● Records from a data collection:
□ □ □ □ □ □ □

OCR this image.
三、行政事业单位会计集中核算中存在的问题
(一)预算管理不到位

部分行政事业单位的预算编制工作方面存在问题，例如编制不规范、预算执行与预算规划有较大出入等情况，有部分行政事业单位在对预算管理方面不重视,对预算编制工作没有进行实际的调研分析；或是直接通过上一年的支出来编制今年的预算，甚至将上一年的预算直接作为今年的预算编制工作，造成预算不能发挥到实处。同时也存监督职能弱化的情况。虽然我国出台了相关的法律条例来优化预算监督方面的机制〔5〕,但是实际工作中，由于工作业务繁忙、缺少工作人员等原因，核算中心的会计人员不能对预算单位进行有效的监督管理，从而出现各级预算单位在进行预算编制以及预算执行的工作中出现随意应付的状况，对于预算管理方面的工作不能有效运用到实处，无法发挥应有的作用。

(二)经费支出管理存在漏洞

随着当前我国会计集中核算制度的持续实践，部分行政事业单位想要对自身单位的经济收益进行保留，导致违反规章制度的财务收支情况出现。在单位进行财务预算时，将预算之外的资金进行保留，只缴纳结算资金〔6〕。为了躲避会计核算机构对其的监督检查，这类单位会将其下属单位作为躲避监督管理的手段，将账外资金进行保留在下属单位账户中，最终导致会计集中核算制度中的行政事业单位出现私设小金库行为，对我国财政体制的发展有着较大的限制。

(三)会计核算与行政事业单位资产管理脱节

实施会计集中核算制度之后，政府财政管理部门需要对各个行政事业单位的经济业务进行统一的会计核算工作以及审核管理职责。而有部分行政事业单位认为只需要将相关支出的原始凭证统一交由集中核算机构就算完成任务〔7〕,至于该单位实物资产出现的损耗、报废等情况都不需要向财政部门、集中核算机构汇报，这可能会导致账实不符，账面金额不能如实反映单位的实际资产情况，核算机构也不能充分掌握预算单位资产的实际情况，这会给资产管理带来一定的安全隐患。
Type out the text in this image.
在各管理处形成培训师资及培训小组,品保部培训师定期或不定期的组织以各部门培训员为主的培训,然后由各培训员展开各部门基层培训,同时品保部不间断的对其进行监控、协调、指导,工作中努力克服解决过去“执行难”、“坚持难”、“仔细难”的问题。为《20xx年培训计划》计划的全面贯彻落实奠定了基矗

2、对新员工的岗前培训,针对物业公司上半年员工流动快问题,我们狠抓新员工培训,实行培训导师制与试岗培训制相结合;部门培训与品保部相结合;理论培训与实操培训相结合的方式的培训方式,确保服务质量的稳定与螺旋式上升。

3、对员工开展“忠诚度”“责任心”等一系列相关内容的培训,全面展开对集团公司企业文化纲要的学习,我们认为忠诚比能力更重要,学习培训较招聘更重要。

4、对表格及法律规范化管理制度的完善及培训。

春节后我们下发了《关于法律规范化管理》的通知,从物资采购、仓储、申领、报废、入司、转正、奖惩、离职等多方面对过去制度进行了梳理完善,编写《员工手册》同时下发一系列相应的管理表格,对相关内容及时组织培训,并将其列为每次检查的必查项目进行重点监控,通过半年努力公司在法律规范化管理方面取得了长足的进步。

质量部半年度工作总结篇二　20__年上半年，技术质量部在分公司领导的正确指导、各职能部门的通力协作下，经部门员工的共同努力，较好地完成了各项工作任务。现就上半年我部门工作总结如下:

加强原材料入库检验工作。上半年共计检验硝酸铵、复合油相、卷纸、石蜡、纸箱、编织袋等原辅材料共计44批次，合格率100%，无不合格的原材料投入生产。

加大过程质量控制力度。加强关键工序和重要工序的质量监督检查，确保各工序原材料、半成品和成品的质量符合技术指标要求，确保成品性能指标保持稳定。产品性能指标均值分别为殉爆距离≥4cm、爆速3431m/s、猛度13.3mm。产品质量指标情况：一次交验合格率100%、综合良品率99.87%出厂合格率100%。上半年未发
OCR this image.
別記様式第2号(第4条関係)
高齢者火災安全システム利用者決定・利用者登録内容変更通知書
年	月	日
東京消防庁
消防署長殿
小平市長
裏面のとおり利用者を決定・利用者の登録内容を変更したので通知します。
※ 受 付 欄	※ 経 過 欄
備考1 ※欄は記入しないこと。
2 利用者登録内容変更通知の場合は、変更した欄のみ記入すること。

□ □ □ □ □ □ □

● SET PROBLEM: Reproduce each entry exactly, leaving out nothing.

● EXERCISE RESULT:
OCR this image.
三、行政事业单位会计集中核算中存在的问题
(一)预算管理不到位

部分行政事业单位的预算编制工作方面存在问题，例如编制不规范、预算执行与预算规划有较大出入等情况，有部分行政事业单位在对预算管理方面不重视,对预算编制工作没有进行实际的调研分析；或是直接通过上一年的支出来编制今年的预算，甚至将上一年的预算直接作为今年的预算编制工作，造成预算不能发挥到实处。同时也存监督职能弱化的情况。虽然我国出台了相关的法律条例来优化预算监督方面的机制〔5〕,但是实际工作中，由于工作业务繁忙、缺少工作人员等原因，核算中心的会计人员不能对预算单位进行有效的监督管理，从而出现各级预算单位在进行预算编制以及预算执行的工作中出现随意应付的状况，对于预算管理方面的工作不能有效运用到实处，无法发挥应有的作用。

(二)经费支出管理存在漏洞

随着当前我国会计集中核算制度的持续实践，部分行政事业单位想要对自身单位的经济收益进行保留，导致违反规章制度的财务收支情况出现。在单位进行财务预算时，将预算之外的资金进行保留，只缴纳结算资金〔6〕。为了躲避会计核算机构对其的监督检查，这类单位会将其下属单位作为躲避监督管理的手段，将账外资金进行保留在下属单位账户中，最终导致会计集中核算制度中的行政事业单位出现私设小金库行为，对我国财政体制的发展有着较大的限制。

(三)会计核算与行政事业单位资产管理脱节

实施会计集中核算制度之后，政府财政管理部门需要对各个行政事业单位的经济业务进行统一的会计核算工作以及审核管理职责。而有部分行政事业单位认为只需要将相关支出的原始凭证统一交由集中核算机构就算完成任务〔7〕,至于该单位实物资产出现的损耗、报废等情况都不需要向财政部门、集中核算机构汇报，这可能会导致账实不符，账面金额不能如实反映单位的实际资产情况，核算机构也不能充分掌握预算单位资产的实际情况，这会给资产管理带来一定的安全隐患。
Type out the text in this image.
在各管理处形成培训师资及培训小组,品保部培训师定期或不定期的组织以各部门培训员为主的培训,然后由各培训员展开各部门基层培训,同时品保部不间断的对其进行监控、协调、指导,工作中努力克服解决过去“执行难”、“坚持难”、“仔细难”的问题。为《20xx年培训计划》计划的全面贯彻落实奠定了基矗

2、对新员工的岗前培训,针对物业公司上半年员工流动快问题,我们狠抓新员工培训,实行培训导师制与试岗培训制相结合;部门培训与品保部相结合;理论培训与实操培训相结合的方式的培训方式,确保服务质量的稳定与螺旋式上升。

3、对员工开展“忠诚度”“责任心”等一系列相关内容的培训,全面展开对集团公司企业文化纲要的学习,我们认为忠诚比能力更重要,学习培训较招聘更重要。

4、对表格及法律规范化管理制度的完善及培训。

春节后我们下发了《关于法律规范化管理》的通知,从物资采购、仓储、申领、报废、入司、转正、奖惩、离职等多方面对过去制度进行了梳理完善,编写《员工手册》同时下发一系列相应的管理表格,对相关内容及时组织培训,并将其列为每次检查的必查项目进行重点监控,通过半年努力公司在法律规范化管理方面取得了长足的进步。

质量部半年度工作总结篇二　20__年上半年，技术质量部在分公司领导的正确指导、各职能部门的通力协作下，经部门员工的共同努力，较好地完成了各项工作任务。现就上半年我部门工作总结如下:

加强原材料入库检验工作。上半年共计检验硝酸铵、复合油相、卷纸、石蜡、纸箱、编织袋等原辅材料共计44批次，合格率100%，无不合格的原材料投入生产。

加大过程质量控制力度。加强关键工序和重要工序的质量监督检查，确保各工序原材料、半成品和成品的质量符合技术指标要求，确保成品性能指标保持稳定。产品性能指标均值分别为殉爆距离≥4cm、爆速3431m/s、猛度13.3mm。产品质量指标情况：一次交验合格率100%、综合良品率99.87%出厂合格率100%。上半年未发
OCR this image.
別記様式第2号(第4条関係)
高齢者火災安全システム利用者決定・利用者登録内容変更通知書
年	月	日
東京消防庁
消防署長殿
小平市長
裏面のとおり利用者を決定・利用者の登録内容を変更したので通知します。
※ 受 付 欄	※ 経 過 欄
備考1 ※欄は記入しないこと。
2 利用者登録内容変更通知の場合は、変更した欄のみ記入すること。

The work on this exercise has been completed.